→ **Problem requirements**:
Records follow. Copy every line with "data".

→ **Material provided**:
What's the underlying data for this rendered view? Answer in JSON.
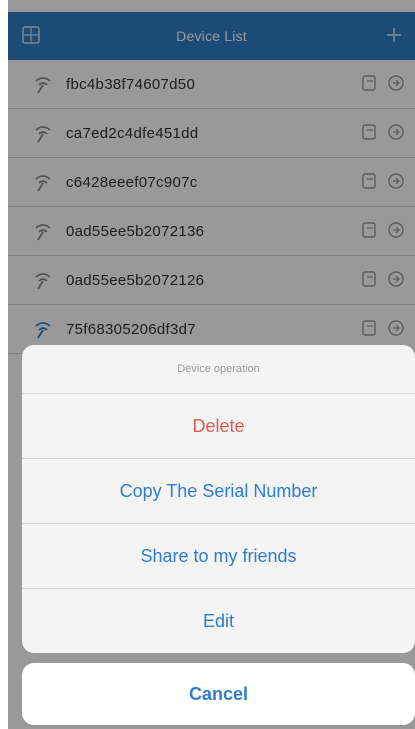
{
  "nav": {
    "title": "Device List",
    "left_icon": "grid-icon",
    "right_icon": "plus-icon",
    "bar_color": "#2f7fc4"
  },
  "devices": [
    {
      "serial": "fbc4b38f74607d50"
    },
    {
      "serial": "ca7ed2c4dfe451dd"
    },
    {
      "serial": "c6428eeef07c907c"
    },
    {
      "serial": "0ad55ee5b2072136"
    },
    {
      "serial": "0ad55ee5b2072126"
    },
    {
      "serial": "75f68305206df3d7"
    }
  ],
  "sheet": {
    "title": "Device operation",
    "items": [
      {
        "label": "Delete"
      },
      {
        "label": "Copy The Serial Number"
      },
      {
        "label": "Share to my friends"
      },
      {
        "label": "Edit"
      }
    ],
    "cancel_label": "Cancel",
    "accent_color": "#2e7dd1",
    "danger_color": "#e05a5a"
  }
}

...

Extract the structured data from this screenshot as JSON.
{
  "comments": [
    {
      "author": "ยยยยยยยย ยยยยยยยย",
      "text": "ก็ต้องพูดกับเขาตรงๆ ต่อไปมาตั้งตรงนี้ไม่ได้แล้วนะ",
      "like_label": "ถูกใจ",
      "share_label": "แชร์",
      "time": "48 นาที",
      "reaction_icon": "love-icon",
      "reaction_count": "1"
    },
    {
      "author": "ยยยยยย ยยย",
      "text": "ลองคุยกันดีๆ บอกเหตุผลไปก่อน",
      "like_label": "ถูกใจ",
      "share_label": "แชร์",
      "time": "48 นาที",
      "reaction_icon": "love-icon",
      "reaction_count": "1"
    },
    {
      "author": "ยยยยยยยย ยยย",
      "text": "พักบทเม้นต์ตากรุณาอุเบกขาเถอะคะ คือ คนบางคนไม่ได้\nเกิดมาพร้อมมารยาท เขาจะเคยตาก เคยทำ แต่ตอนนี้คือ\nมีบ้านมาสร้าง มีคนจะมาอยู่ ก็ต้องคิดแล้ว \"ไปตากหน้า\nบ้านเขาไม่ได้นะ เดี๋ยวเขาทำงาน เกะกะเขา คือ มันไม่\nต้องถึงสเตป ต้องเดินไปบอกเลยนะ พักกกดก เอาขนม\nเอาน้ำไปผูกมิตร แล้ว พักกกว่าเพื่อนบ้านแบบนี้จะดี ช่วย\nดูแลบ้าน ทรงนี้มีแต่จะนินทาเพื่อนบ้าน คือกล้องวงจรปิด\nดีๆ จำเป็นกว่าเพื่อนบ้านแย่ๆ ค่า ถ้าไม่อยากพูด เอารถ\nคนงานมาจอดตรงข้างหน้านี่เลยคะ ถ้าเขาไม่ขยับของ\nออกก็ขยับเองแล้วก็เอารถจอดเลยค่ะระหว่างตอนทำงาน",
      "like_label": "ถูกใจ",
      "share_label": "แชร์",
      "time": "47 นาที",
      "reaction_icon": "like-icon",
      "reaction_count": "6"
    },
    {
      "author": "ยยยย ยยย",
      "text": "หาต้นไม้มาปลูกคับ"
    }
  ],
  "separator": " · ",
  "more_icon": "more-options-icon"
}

→ **The completed task**:
What's the underlying data for this rendered view? Answer in JSON.
Extract the structured data from this screenshot as JSON.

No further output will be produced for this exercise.